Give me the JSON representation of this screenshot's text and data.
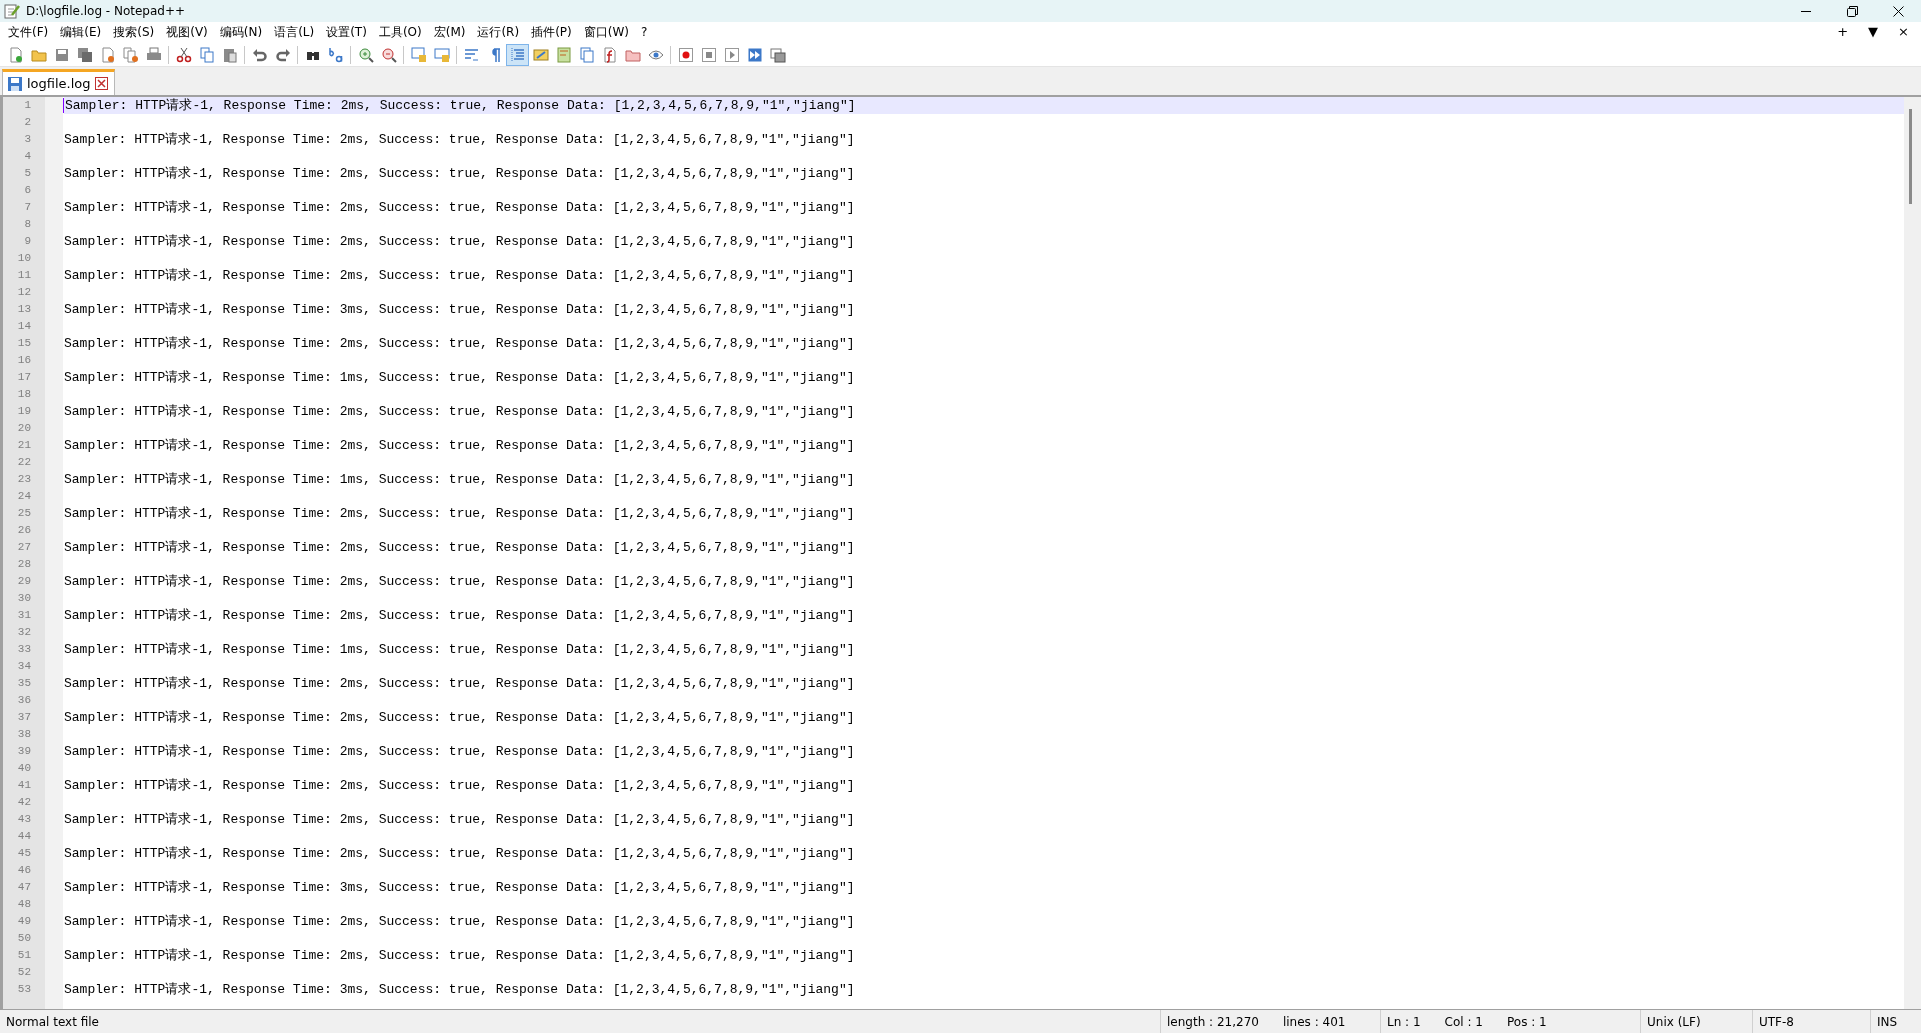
{
  "window": {
    "title": "D:\\logfile.log - Notepad++"
  },
  "menu": [
    "文件(F)",
    "编辑(E)",
    "搜索(S)",
    "视图(V)",
    "编码(N)",
    "语言(L)",
    "设置(T)",
    "工具(O)",
    "宏(M)",
    "运行(R)",
    "插件(P)",
    "窗口(W)",
    "?"
  ],
  "toolbar": [
    [
      {
        "kind": "new",
        "pressed": false
      },
      {
        "kind": "open",
        "pressed": false
      },
      {
        "kind": "save",
        "pressed": false
      },
      {
        "kind": "save_all",
        "pressed": false
      },
      {
        "kind": "close",
        "pressed": false
      },
      {
        "kind": "close_all",
        "pressed": false
      },
      {
        "kind": "print",
        "pressed": false
      }
    ],
    [
      {
        "kind": "cut",
        "pressed": false
      },
      {
        "kind": "copy",
        "pressed": false
      },
      {
        "kind": "paste",
        "pressed": false
      }
    ],
    [
      {
        "kind": "undo",
        "pressed": false
      },
      {
        "kind": "redo",
        "pressed": false
      }
    ],
    [
      {
        "kind": "find",
        "pressed": false
      },
      {
        "kind": "replace",
        "pressed": false
      }
    ],
    [
      {
        "kind": "zoom_in",
        "pressed": false
      },
      {
        "kind": "zoom_out",
        "pressed": false
      }
    ],
    [
      {
        "kind": "sync_v",
        "pressed": false
      },
      {
        "kind": "sync_h",
        "pressed": false
      }
    ],
    [
      {
        "kind": "wrap",
        "pressed": false
      },
      {
        "kind": "all_chars",
        "pressed": false
      },
      {
        "kind": "indent_guide",
        "pressed": true
      },
      {
        "kind": "udl",
        "pressed": false
      },
      {
        "kind": "doc_map",
        "pressed": false
      },
      {
        "kind": "doc_list",
        "pressed": false
      },
      {
        "kind": "function_list",
        "pressed": false
      },
      {
        "kind": "folder",
        "pressed": false
      },
      {
        "kind": "monitor",
        "pressed": false
      }
    ],
    [
      {
        "kind": "record",
        "pressed": false
      },
      {
        "kind": "stop",
        "pressed": false
      },
      {
        "kind": "play",
        "pressed": false
      },
      {
        "kind": "play_multi",
        "pressed": false
      },
      {
        "kind": "save_macro",
        "pressed": false
      }
    ]
  ],
  "tabs": [
    {
      "label": "logfile.log",
      "selected": true
    }
  ],
  "tab_bar_controls": [
    "+",
    "▼",
    "×"
  ],
  "editor": {
    "lines": [
      {
        "number": "1",
        "text": "Sampler: HTTP请求-1, Response Time: 2ms, Success: true, Response Data: [1,2,3,4,5,6,7,8,9,\"1\",\"jiang\"]",
        "current": true
      },
      {
        "number": "2",
        "current": false
      },
      {
        "number": "3",
        "text": "Sampler: HTTP请求-1, Response Time: 2ms, Success: true, Response Data: [1,2,3,4,5,6,7,8,9,\"1\",\"jiang\"]",
        "current": false
      },
      {
        "number": "4",
        "current": false
      },
      {
        "number": "5",
        "text": "Sampler: HTTP请求-1, Response Time: 2ms, Success: true, Response Data: [1,2,3,4,5,6,7,8,9,\"1\",\"jiang\"]",
        "current": false
      },
      {
        "number": "6",
        "current": false
      },
      {
        "number": "7",
        "text": "Sampler: HTTP请求-1, Response Time: 2ms, Success: true, Response Data: [1,2,3,4,5,6,7,8,9,\"1\",\"jiang\"]",
        "current": false
      },
      {
        "number": "8",
        "current": false
      },
      {
        "number": "9",
        "text": "Sampler: HTTP请求-1, Response Time: 2ms, Success: true, Response Data: [1,2,3,4,5,6,7,8,9,\"1\",\"jiang\"]",
        "current": false
      },
      {
        "number": "10",
        "current": false
      },
      {
        "number": "11",
        "text": "Sampler: HTTP请求-1, Response Time: 2ms, Success: true, Response Data: [1,2,3,4,5,6,7,8,9,\"1\",\"jiang\"]",
        "current": false
      },
      {
        "number": "12",
        "current": false
      },
      {
        "number": "13",
        "text": "Sampler: HTTP请求-1, Response Time: 3ms, Success: true, Response Data: [1,2,3,4,5,6,7,8,9,\"1\",\"jiang\"]",
        "current": false
      },
      {
        "number": "14",
        "current": false
      },
      {
        "number": "15",
        "text": "Sampler: HTTP请求-1, Response Time: 2ms, Success: true, Response Data: [1,2,3,4,5,6,7,8,9,\"1\",\"jiang\"]",
        "current": false
      },
      {
        "number": "16",
        "current": false
      },
      {
        "number": "17",
        "text": "Sampler: HTTP请求-1, Response Time: 1ms, Success: true, Response Data: [1,2,3,4,5,6,7,8,9,\"1\",\"jiang\"]",
        "current": false
      },
      {
        "number": "18",
        "current": false
      },
      {
        "number": "19",
        "text": "Sampler: HTTP请求-1, Response Time: 2ms, Success: true, Response Data: [1,2,3,4,5,6,7,8,9,\"1\",\"jiang\"]",
        "current": false
      },
      {
        "number": "20",
        "current": false
      },
      {
        "number": "21",
        "text": "Sampler: HTTP请求-1, Response Time: 2ms, Success: true, Response Data: [1,2,3,4,5,6,7,8,9,\"1\",\"jiang\"]",
        "current": false
      },
      {
        "number": "22",
        "current": false
      },
      {
        "number": "23",
        "text": "Sampler: HTTP请求-1, Response Time: 1ms, Success: true, Response Data: [1,2,3,4,5,6,7,8,9,\"1\",\"jiang\"]",
        "current": false
      },
      {
        "number": "24",
        "current": false
      },
      {
        "number": "25",
        "text": "Sampler: HTTP请求-1, Response Time: 2ms, Success: true, Response Data: [1,2,3,4,5,6,7,8,9,\"1\",\"jiang\"]",
        "current": false
      },
      {
        "number": "26",
        "current": false
      },
      {
        "number": "27",
        "text": "Sampler: HTTP请求-1, Response Time: 2ms, Success: true, Response Data: [1,2,3,4,5,6,7,8,9,\"1\",\"jiang\"]",
        "current": false
      },
      {
        "number": "28",
        "current": false
      },
      {
        "number": "29",
        "text": "Sampler: HTTP请求-1, Response Time: 2ms, Success: true, Response Data: [1,2,3,4,5,6,7,8,9,\"1\",\"jiang\"]",
        "current": false
      },
      {
        "number": "30",
        "current": false
      },
      {
        "number": "31",
        "text": "Sampler: HTTP请求-1, Response Time: 2ms, Success: true, Response Data: [1,2,3,4,5,6,7,8,9,\"1\",\"jiang\"]",
        "current": false
      },
      {
        "number": "32",
        "current": false
      },
      {
        "number": "33",
        "text": "Sampler: HTTP请求-1, Response Time: 1ms, Success: true, Response Data: [1,2,3,4,5,6,7,8,9,\"1\",\"jiang\"]",
        "current": false
      },
      {
        "number": "34",
        "current": false
      },
      {
        "number": "35",
        "text": "Sampler: HTTP请求-1, Response Time: 2ms, Success: true, Response Data: [1,2,3,4,5,6,7,8,9,\"1\",\"jiang\"]",
        "current": false
      },
      {
        "number": "36",
        "current": false
      },
      {
        "number": "37",
        "text": "Sampler: HTTP请求-1, Response Time: 2ms, Success: true, Response Data: [1,2,3,4,5,6,7,8,9,\"1\",\"jiang\"]",
        "current": false
      },
      {
        "number": "38",
        "current": false
      },
      {
        "number": "39",
        "text": "Sampler: HTTP请求-1, Response Time: 2ms, Success: true, Response Data: [1,2,3,4,5,6,7,8,9,\"1\",\"jiang\"]",
        "current": false
      },
      {
        "number": "40",
        "current": false
      },
      {
        "number": "41",
        "text": "Sampler: HTTP请求-1, Response Time: 2ms, Success: true, Response Data: [1,2,3,4,5,6,7,8,9,\"1\",\"jiang\"]",
        "current": false
      },
      {
        "number": "42",
        "current": false
      },
      {
        "number": "43",
        "text": "Sampler: HTTP请求-1, Response Time: 2ms, Success: true, Response Data: [1,2,3,4,5,6,7,8,9,\"1\",\"jiang\"]",
        "current": false
      },
      {
        "number": "44",
        "current": false
      },
      {
        "number": "45",
        "text": "Sampler: HTTP请求-1, Response Time: 2ms, Success: true, Response Data: [1,2,3,4,5,6,7,8,9,\"1\",\"jiang\"]",
        "current": false
      },
      {
        "number": "46",
        "current": false
      },
      {
        "number": "47",
        "text": "Sampler: HTTP请求-1, Response Time: 3ms, Success: true, Response Data: [1,2,3,4,5,6,7,8,9,\"1\",\"jiang\"]",
        "current": false
      },
      {
        "number": "48",
        "current": false
      },
      {
        "number": "49",
        "text": "Sampler: HTTP请求-1, Response Time: 2ms, Success: true, Response Data: [1,2,3,4,5,6,7,8,9,\"1\",\"jiang\"]",
        "current": false
      },
      {
        "number": "50",
        "current": false
      },
      {
        "number": "51",
        "text": "Sampler: HTTP请求-1, Response Time: 2ms, Success: true, Response Data: [1,2,3,4,5,6,7,8,9,\"1\",\"jiang\"]",
        "current": false
      },
      {
        "number": "52",
        "current": false
      },
      {
        "number": "53",
        "text": "Sampler: HTTP请求-1, Response Time: 3ms, Success: true, Response Data: [1,2,3,4,5,6,7,8,9,\"1\",\"jiang\"]",
        "current": false
      }
    ]
  },
  "status_bar": {
    "file_type": "Normal text file",
    "length": "length : 21,270",
    "lines": "lines : 401",
    "ln": "Ln : 1",
    "col": "Col : 1",
    "pos": "Pos : 1",
    "eol": "Unix (LF)",
    "encoding": "UTF-8",
    "mode": "INS"
  }
}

----------

WHAT IS EXPECTED | Gather every line from the listing above in which the word "logfile" appears.

OUTPUT FOR THIS EXERCISE |
    "title": "D:\\logfile.log - Notepad++"
      "label": "logfile.log",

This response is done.